* start Records *
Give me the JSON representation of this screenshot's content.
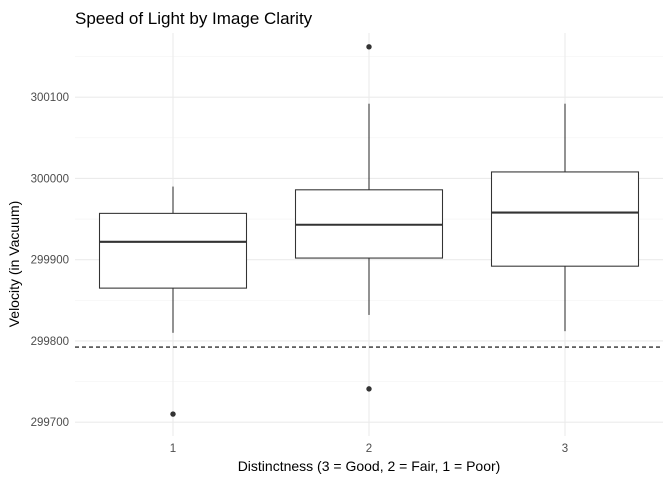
{
  "chart_data": {
    "type": "boxplot",
    "title": "Speed of Light by Image Clarity",
    "xlabel": "Distinctness (3 = Good, 2 = Fair, 1 = Poor)",
    "ylabel": "Velocity (in Vacuum)",
    "categories": [
      "1",
      "2",
      "3"
    ],
    "ylim": [
      299683,
      300179
    ],
    "y_ticks": [
      299700,
      299800,
      299900,
      300000,
      300100
    ],
    "y_tick_labels": [
      "299700",
      "299800",
      "299900",
      "300000",
      "300100"
    ],
    "grid": true,
    "reference_line": {
      "y": 299792.5,
      "style": "dashed"
    },
    "boxes": [
      {
        "category": "1",
        "whisker_low": 299810,
        "q1": 299865,
        "median": 299922,
        "q3": 299957,
        "whisker_high": 299990,
        "outliers": [
          299710
        ]
      },
      {
        "category": "2",
        "whisker_low": 299832,
        "q1": 299902,
        "median": 299943,
        "q3": 299986,
        "whisker_high": 300092,
        "outliers": [
          299741,
          300162
        ]
      },
      {
        "category": "3",
        "whisker_low": 299812,
        "q1": 299892,
        "median": 299958,
        "q3": 300008,
        "whisker_high": 300092,
        "outliers": []
      }
    ]
  }
}
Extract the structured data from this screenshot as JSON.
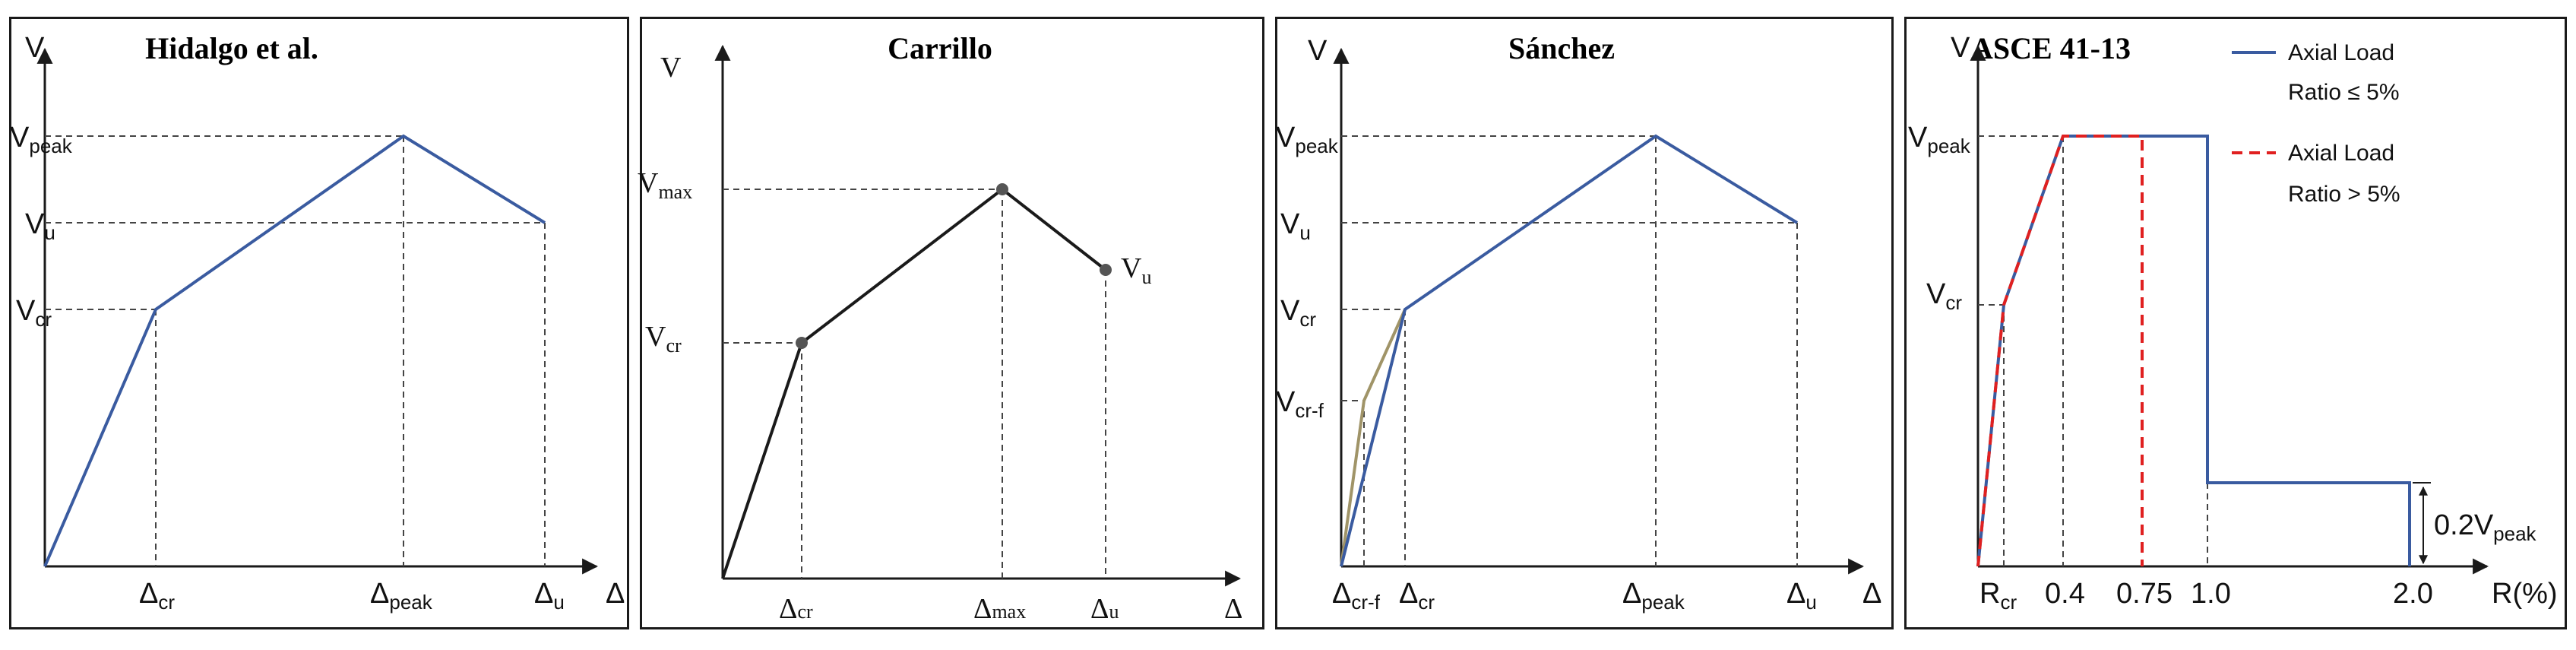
{
  "colors": {
    "blue": "#3a5ba0",
    "black": "#1a1a1a",
    "red": "#e02020",
    "olive": "#a09468",
    "grid": "#444444"
  },
  "panels": {
    "hidalgo": {
      "title": "Hidalgo et al.",
      "y_axis": "V",
      "x_axis": "Δ",
      "y_labels": {
        "peak_base": "V",
        "peak_sub": "peak",
        "u_base": "V",
        "u_sub": "u",
        "cr_base": "V",
        "cr_sub": "cr"
      },
      "x_labels": {
        "cr_base": "Δ",
        "cr_sub": "cr",
        "peak_base": "Δ",
        "peak_sub": "peak",
        "u_base": "Δ",
        "u_sub": "u"
      }
    },
    "carrillo": {
      "title": "Carrillo",
      "y_axis": "V",
      "x_axis": "Δ",
      "y_labels": {
        "max_base": "V",
        "max_sub": "max",
        "cr_base": "V",
        "cr_sub": "cr"
      },
      "point_label": {
        "base": "V",
        "sub": "u"
      },
      "x_labels": {
        "cr_base": "Δ",
        "cr_sub": "cr",
        "max_base": "Δ",
        "max_sub": "max",
        "u_base": "Δ",
        "u_sub": "u"
      }
    },
    "sanchez": {
      "title": "Sánchez",
      "y_axis": "V",
      "x_axis": "Δ",
      "y_labels": {
        "peak_base": "V",
        "peak_sub": "peak",
        "u_base": "V",
        "u_sub": "u",
        "cr_base": "V",
        "cr_sub": "cr",
        "crf_base": "V",
        "crf_sub": "cr-f"
      },
      "x_labels": {
        "crf_base": "Δ",
        "crf_sub": "cr-f",
        "cr_base": "Δ",
        "cr_sub": "cr",
        "peak_base": "Δ",
        "peak_sub": "peak",
        "u_base": "Δ",
        "u_sub": "u"
      }
    },
    "asce": {
      "title": "ASCE 41-13",
      "y_axis": "V",
      "x_axis": "R(%)",
      "y_labels": {
        "peak_base": "V",
        "peak_sub": "peak",
        "cr_base": "V",
        "cr_sub": "cr"
      },
      "x_labels": {
        "rcr_base": "R",
        "rcr_sub": "cr",
        "t04": "0.4",
        "t075": "0.75",
        "t10": "1.0",
        "t20": "2.0"
      },
      "residual_label": {
        "base": "0.2V",
        "sub": "peak"
      },
      "legend": {
        "blue_line1": "Axial Load",
        "blue_line2": "Ratio ≤ 5%",
        "red_line1": "Axial Load",
        "red_line2": "Ratio > 5%"
      }
    }
  }
}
* end Records *
• **Task directions**
In the material above, find each line that contains the word "screenshot", and select it.

• **Response**
Give me the JSON representation of this screenshot's content.
Extract the structured data from this screenshot as JSON.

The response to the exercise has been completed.